Requirements
The records that follow are to be transcribed in full, without their images.

Records supplied
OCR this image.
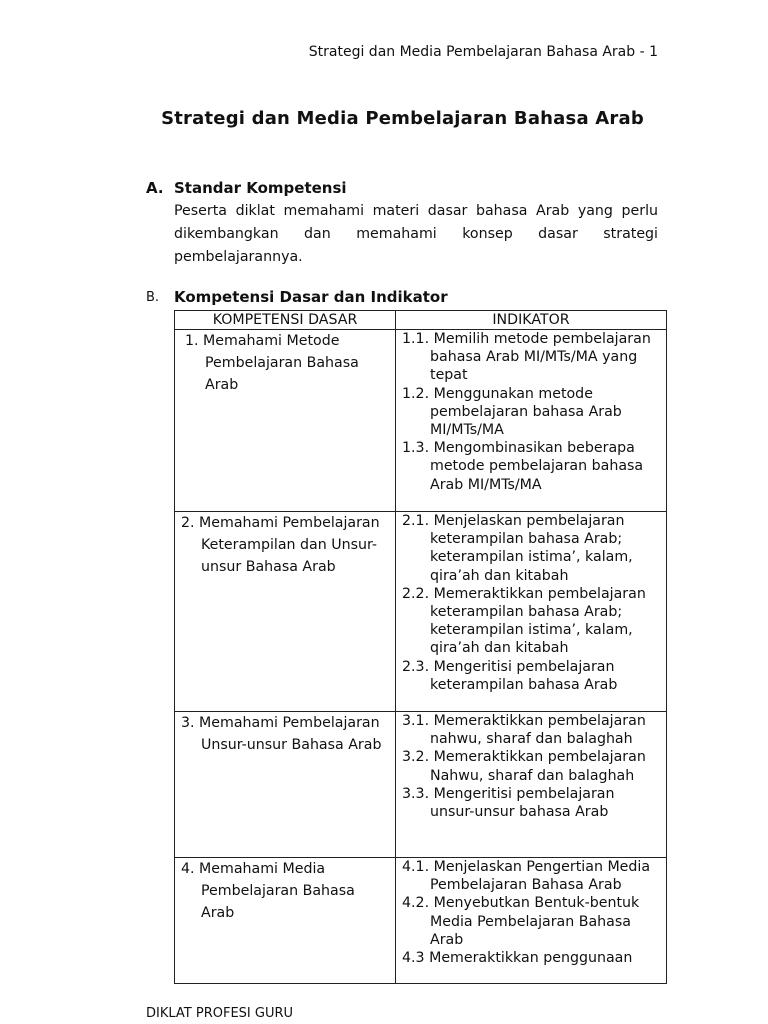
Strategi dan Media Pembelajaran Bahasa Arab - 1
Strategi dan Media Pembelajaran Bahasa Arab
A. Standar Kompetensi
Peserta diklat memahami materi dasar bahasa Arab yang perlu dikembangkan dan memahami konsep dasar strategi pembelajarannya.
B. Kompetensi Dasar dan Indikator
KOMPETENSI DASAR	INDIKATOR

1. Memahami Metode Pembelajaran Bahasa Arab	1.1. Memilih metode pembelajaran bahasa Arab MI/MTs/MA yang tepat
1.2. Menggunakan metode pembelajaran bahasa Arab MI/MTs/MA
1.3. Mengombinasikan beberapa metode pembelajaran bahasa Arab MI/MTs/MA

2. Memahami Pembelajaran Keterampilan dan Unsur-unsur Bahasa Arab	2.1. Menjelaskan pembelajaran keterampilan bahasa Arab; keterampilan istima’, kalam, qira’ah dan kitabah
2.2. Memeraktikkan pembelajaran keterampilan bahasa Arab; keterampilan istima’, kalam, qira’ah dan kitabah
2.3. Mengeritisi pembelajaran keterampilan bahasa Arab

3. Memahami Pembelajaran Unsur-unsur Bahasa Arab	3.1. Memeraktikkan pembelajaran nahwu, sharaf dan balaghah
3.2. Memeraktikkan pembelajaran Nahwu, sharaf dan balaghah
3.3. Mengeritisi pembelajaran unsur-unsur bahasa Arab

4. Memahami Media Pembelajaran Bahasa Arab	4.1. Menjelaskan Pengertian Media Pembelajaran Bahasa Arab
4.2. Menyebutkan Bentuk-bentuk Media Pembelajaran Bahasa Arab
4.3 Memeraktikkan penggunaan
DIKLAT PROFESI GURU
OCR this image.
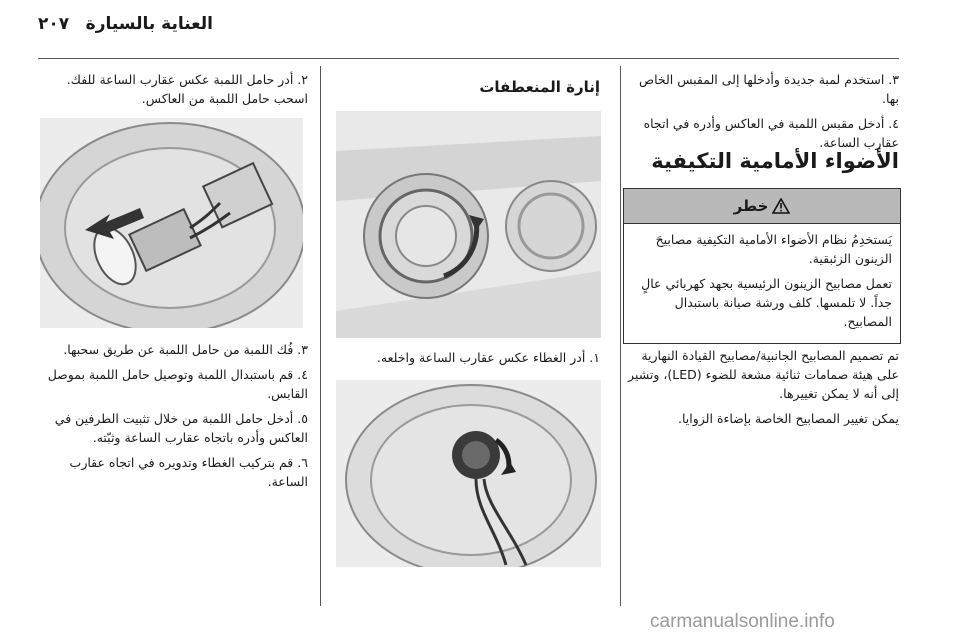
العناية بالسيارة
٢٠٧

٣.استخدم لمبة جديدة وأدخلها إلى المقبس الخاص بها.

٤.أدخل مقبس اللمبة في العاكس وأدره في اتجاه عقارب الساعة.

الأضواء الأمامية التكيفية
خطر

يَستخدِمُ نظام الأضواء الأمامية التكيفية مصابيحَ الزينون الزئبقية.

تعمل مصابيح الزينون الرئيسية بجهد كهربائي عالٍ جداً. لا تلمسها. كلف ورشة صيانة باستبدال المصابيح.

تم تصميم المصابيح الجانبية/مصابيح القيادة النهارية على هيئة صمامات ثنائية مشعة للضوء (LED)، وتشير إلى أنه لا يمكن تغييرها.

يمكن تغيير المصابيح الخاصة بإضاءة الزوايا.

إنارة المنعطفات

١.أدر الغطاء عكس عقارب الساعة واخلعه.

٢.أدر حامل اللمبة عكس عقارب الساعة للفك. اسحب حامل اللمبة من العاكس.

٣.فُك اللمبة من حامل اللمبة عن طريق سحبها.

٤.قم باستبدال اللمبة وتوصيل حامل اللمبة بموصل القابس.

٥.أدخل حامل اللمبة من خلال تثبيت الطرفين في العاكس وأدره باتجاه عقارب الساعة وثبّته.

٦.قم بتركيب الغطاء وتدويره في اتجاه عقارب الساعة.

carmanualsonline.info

Solution to this task
OCR this image.
Strategi dan Media Pembelajaran Bahasa Arab - 1
Strategi dan Media Pembelajaran Bahasa Arab
A. Standar Kompetensi
Peserta diklat memahami materi dasar bahasa Arab yang perlu dikembangkan dan memahami konsep dasar strategi pembelajarannya.
B. Kompetensi Dasar dan Indikator
KOMPETENSI DASAR	INDIKATOR

1. Memahami Metode Pembelajaran Bahasa Arab	1.1. Memilih metode pembelajaran bahasa Arab MI/MTs/MA yang tepat
1.2. Menggunakan metode pembelajaran bahasa Arab MI/MTs/MA
1.3. Mengombinasikan beberapa metode pembelajaran bahasa Arab MI/MTs/MA

2. Memahami Pembelajaran Keterampilan dan Unsur-unsur Bahasa Arab	2.1. Menjelaskan pembelajaran keterampilan bahasa Arab; keterampilan istima’, kalam, qira’ah dan kitabah
2.2. Memeraktikkan pembelajaran keterampilan bahasa Arab; keterampilan istima’, kalam, qira’ah dan kitabah
2.3. Mengeritisi pembelajaran keterampilan bahasa Arab

3. Memahami Pembelajaran Unsur-unsur Bahasa Arab	3.1. Memeraktikkan pembelajaran nahwu, sharaf dan balaghah
3.2. Memeraktikkan pembelajaran Nahwu, sharaf dan balaghah
3.3. Mengeritisi pembelajaran unsur-unsur bahasa Arab

4. Memahami Media Pembelajaran Bahasa Arab	4.1. Menjelaskan Pengertian Media Pembelajaran Bahasa Arab
4.2. Menyebutkan Bentuk-bentuk Media Pembelajaran Bahasa Arab
4.3 Memeraktikkan penggunaan
DIKLAT PROFESI GURU
OCR this image.
العناية بالسيارة
٢٠٧

٣.استخدم لمبة جديدة وأدخلها إلى المقبس الخاص بها.

٤.أدخل مقبس اللمبة في العاكس وأدره في اتجاه عقارب الساعة.

الأضواء الأمامية التكيفية
خطر

يَستخدِمُ نظام الأضواء الأمامية التكيفية مصابيحَ الزينون الزئبقية.

تعمل مصابيح الزينون الرئيسية بجهد كهربائي عالٍ جداً. لا تلمسها. كلف ورشة صيانة باستبدال المصابيح.

تم تصميم المصابيح الجانبية/مصابيح القيادة النهارية على هيئة صمامات ثنائية مشعة للضوء (LED)، وتشير إلى أنه لا يمكن تغييرها.

يمكن تغيير المصابيح الخاصة بإضاءة الزوايا.

إنارة المنعطفات

١.أدر الغطاء عكس عقارب الساعة واخلعه.

٢.أدر حامل اللمبة عكس عقارب الساعة للفك. اسحب حامل اللمبة من العاكس.

٣.فُك اللمبة من حامل اللمبة عن طريق سحبها.

٤.قم باستبدال اللمبة وتوصيل حامل اللمبة بموصل القابس.

٥.أدخل حامل اللمبة من خلال تثبيت الطرفين في العاكس وأدره باتجاه عقارب الساعة وثبّته.

٦.قم بتركيب الغطاء وتدويره في اتجاه عقارب الساعة.

carmanualsonline.info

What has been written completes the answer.